Supplied records |
┌──
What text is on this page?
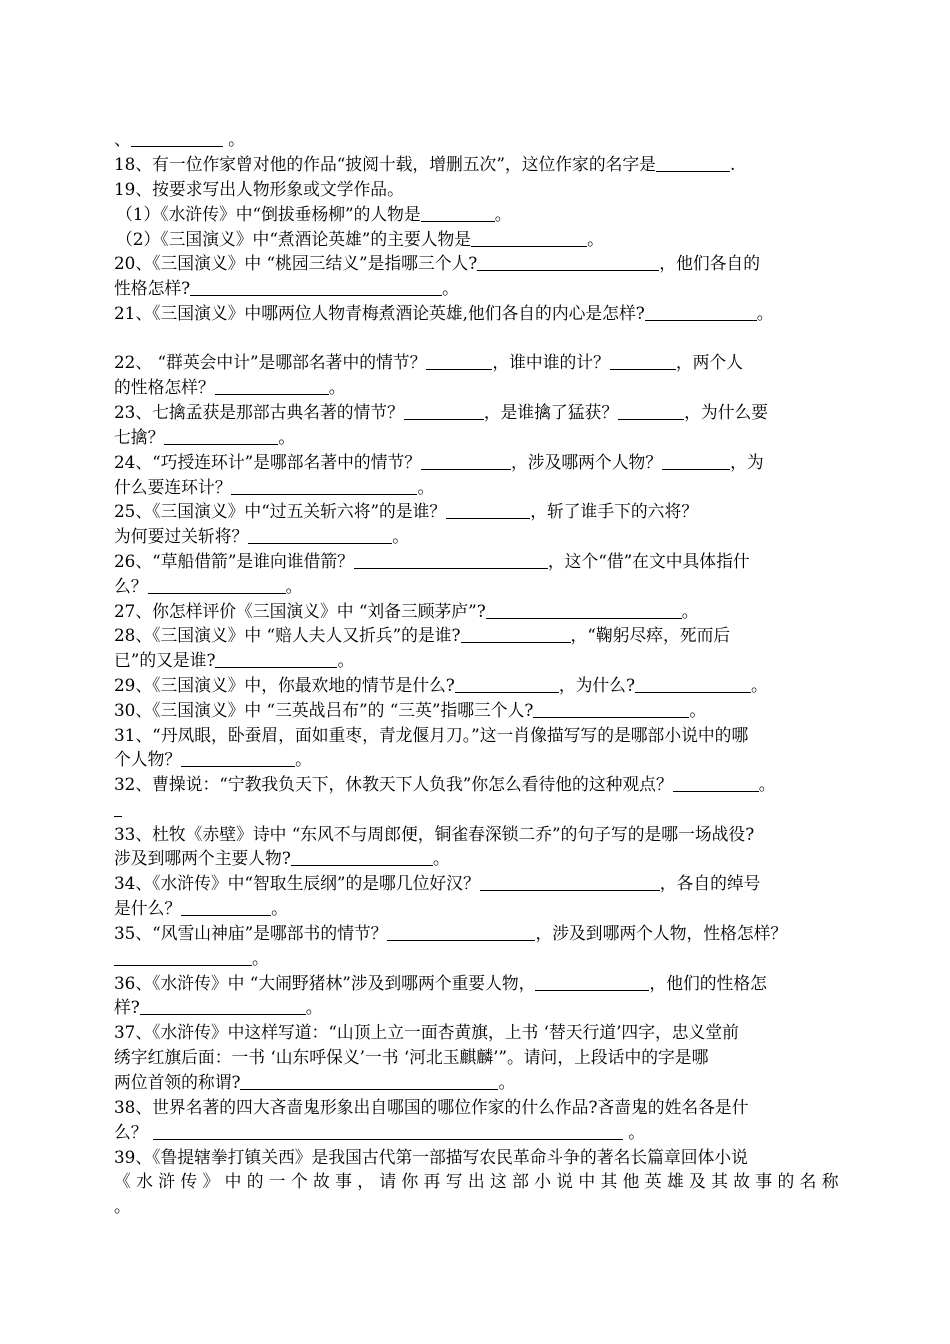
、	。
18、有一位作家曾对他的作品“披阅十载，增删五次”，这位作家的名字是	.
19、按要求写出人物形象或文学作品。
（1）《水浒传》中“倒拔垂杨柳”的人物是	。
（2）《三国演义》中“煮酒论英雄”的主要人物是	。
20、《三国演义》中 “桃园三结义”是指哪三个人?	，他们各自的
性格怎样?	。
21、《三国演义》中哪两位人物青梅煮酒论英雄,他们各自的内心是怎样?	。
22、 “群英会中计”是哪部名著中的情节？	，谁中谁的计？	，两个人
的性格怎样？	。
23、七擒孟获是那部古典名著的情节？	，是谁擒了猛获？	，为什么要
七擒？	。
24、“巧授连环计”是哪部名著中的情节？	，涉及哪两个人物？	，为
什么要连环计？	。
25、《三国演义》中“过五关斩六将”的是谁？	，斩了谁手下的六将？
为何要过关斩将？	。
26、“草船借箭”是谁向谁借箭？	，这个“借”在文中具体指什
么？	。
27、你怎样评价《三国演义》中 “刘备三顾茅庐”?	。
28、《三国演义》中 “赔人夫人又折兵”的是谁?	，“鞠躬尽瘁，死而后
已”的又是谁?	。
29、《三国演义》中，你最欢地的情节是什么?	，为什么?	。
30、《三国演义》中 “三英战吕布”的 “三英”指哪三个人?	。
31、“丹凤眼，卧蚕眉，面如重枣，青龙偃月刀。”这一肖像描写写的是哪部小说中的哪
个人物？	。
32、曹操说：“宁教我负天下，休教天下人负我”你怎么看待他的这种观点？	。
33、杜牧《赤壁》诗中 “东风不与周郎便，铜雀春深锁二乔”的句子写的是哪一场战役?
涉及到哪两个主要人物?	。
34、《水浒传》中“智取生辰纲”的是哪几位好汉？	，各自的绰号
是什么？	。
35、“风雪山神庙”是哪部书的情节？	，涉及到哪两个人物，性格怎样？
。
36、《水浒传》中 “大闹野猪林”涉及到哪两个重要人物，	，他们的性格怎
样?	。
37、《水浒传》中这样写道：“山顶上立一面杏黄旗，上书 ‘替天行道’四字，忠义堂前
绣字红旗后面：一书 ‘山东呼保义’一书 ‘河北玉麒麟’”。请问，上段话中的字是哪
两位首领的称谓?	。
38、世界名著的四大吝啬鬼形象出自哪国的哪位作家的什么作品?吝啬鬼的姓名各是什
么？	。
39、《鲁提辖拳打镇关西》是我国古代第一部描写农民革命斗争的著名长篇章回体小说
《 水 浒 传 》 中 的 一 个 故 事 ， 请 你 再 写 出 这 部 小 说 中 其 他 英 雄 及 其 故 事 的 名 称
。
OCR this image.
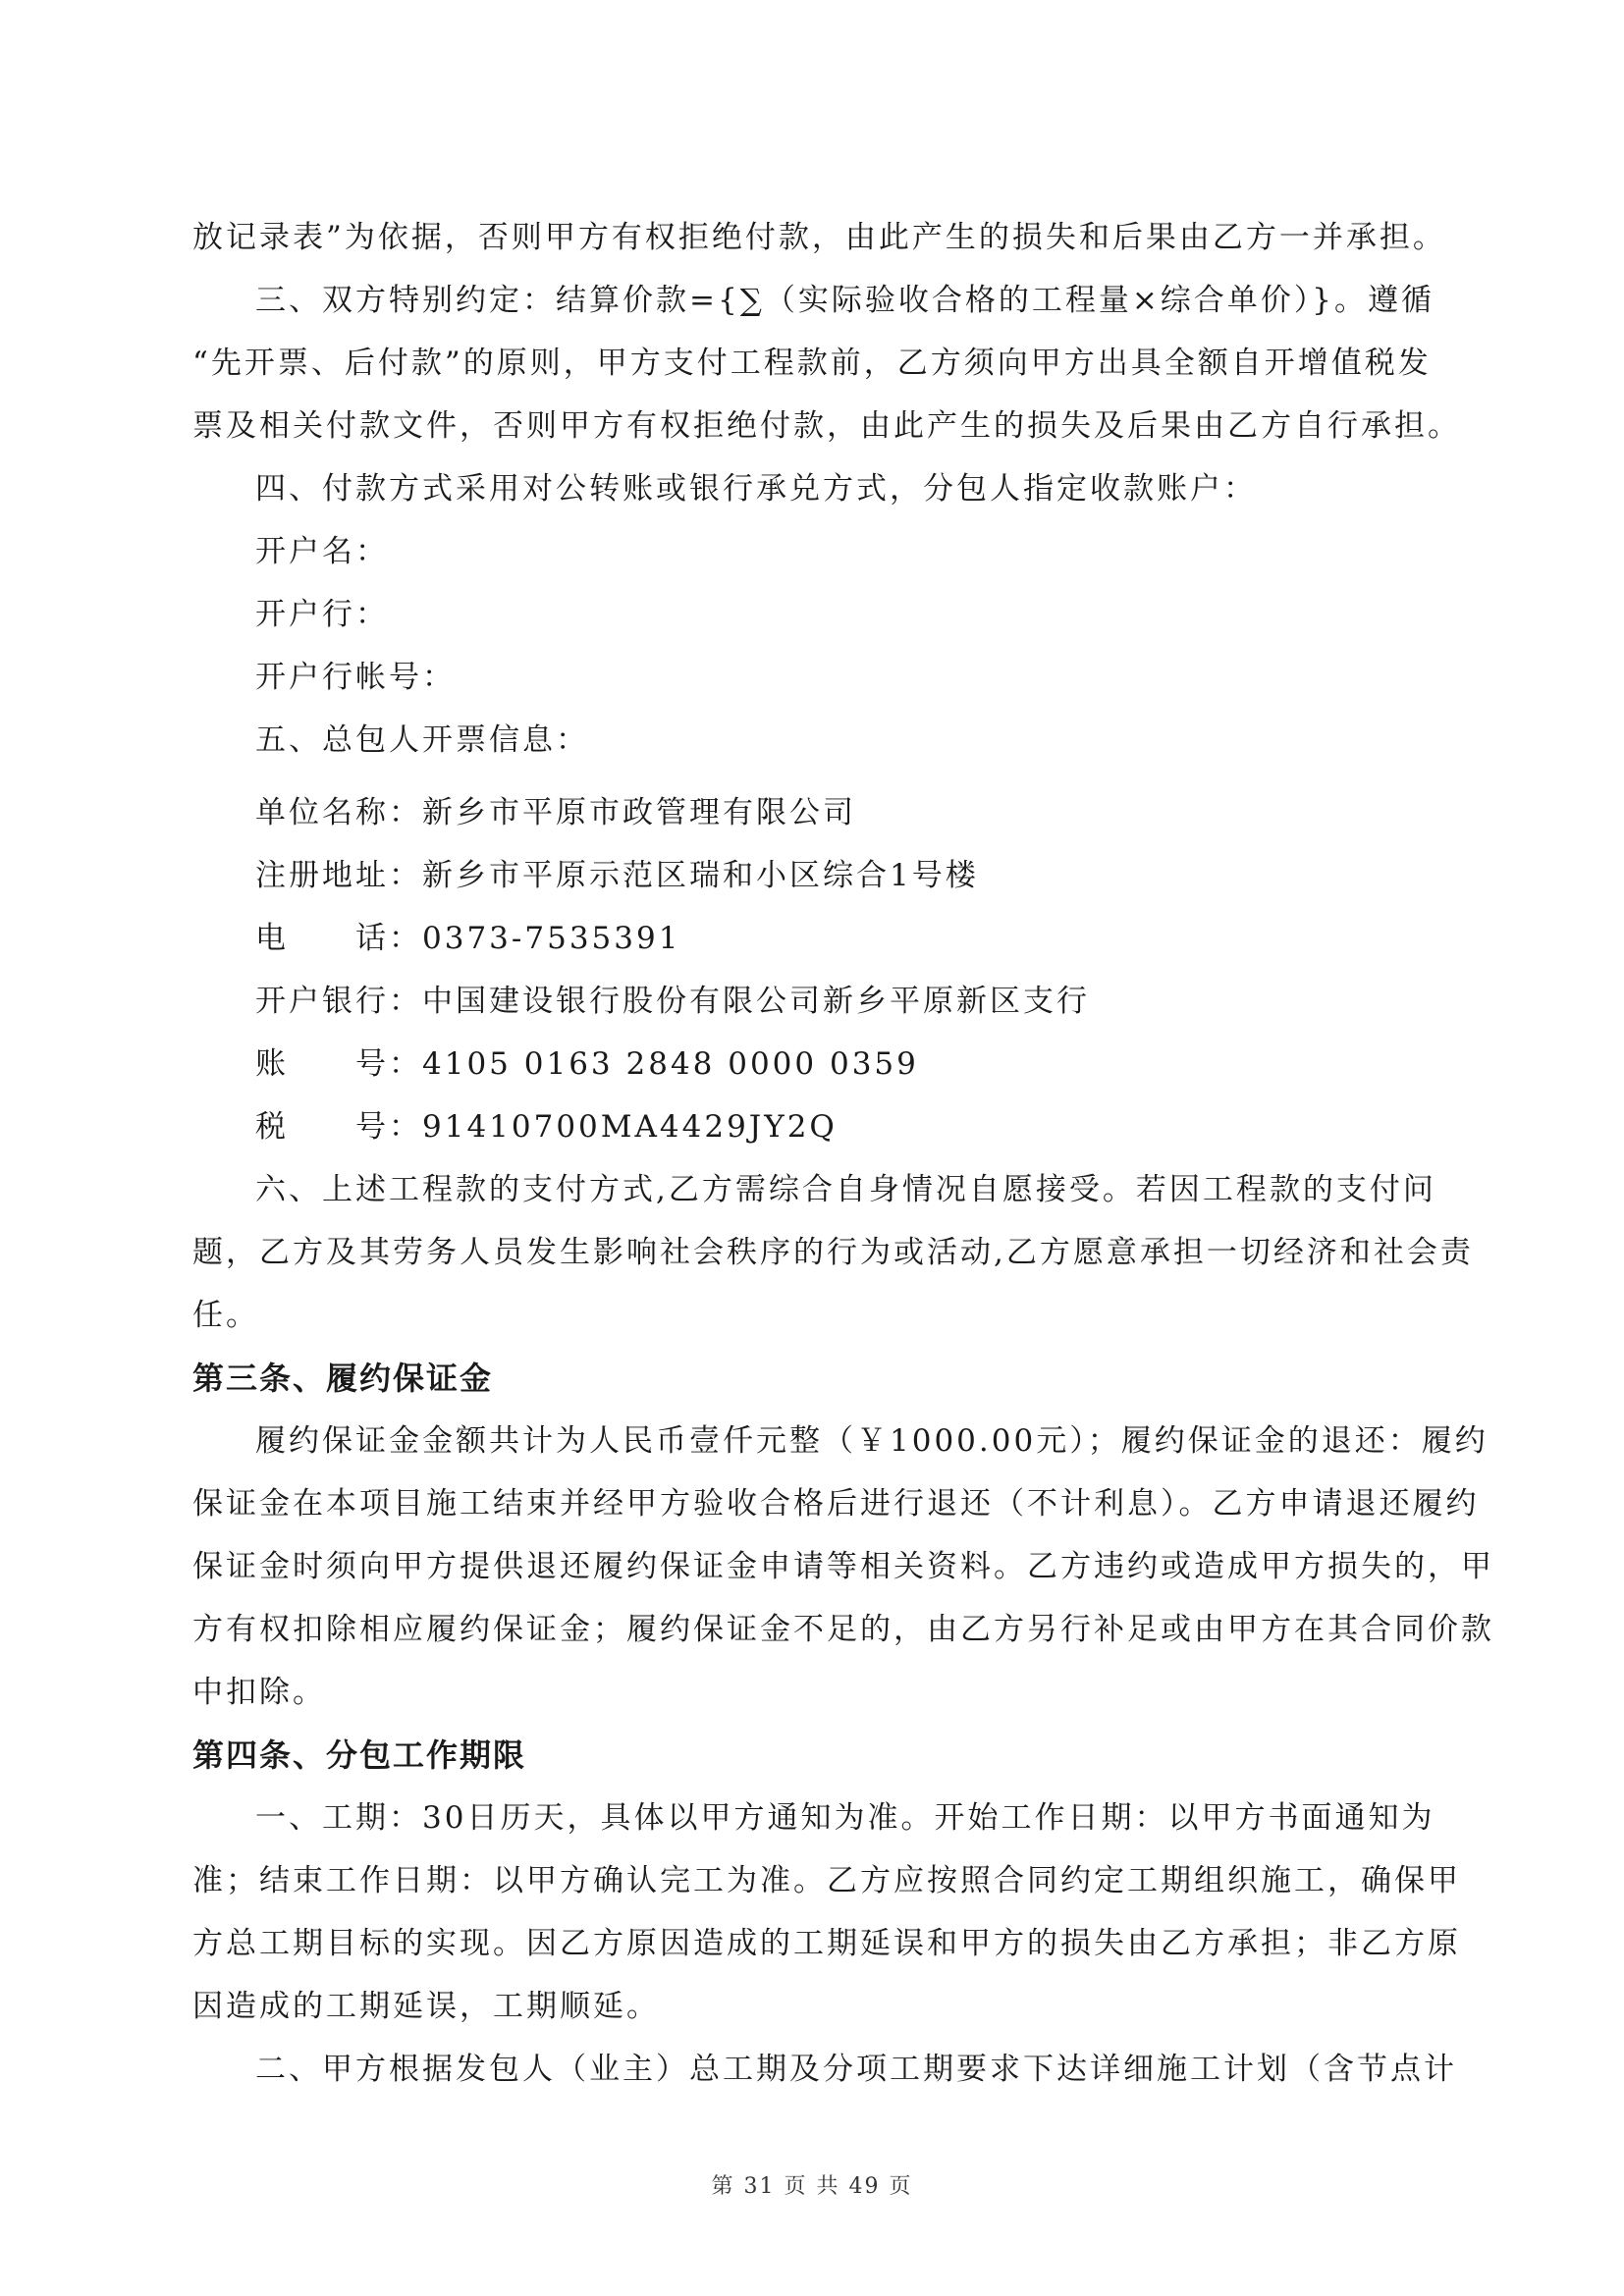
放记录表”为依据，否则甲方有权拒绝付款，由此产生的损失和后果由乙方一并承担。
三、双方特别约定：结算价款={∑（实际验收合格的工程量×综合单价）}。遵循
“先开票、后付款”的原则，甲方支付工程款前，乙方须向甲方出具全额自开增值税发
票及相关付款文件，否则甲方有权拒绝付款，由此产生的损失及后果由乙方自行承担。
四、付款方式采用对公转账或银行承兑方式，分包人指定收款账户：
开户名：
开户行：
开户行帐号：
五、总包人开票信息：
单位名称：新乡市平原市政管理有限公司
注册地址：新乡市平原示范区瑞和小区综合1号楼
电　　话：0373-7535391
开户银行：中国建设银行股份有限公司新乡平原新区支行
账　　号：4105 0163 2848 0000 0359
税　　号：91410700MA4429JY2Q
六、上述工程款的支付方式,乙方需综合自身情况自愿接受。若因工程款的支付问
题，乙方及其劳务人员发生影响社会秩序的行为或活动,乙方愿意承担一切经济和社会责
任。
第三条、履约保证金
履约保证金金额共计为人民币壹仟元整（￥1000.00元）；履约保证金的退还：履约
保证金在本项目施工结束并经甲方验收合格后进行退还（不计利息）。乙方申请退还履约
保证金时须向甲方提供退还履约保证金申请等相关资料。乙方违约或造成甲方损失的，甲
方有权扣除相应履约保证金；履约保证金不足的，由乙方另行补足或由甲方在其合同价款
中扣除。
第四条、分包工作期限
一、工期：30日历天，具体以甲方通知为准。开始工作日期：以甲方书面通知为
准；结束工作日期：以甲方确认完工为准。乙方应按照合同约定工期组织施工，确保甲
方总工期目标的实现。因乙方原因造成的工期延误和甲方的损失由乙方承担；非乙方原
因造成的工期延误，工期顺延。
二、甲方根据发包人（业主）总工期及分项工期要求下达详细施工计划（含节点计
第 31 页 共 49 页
└──
What the task asks | Show every line from the entries above in which the word "this" appears.

Correct response |
What text is on this page?
OCR this image.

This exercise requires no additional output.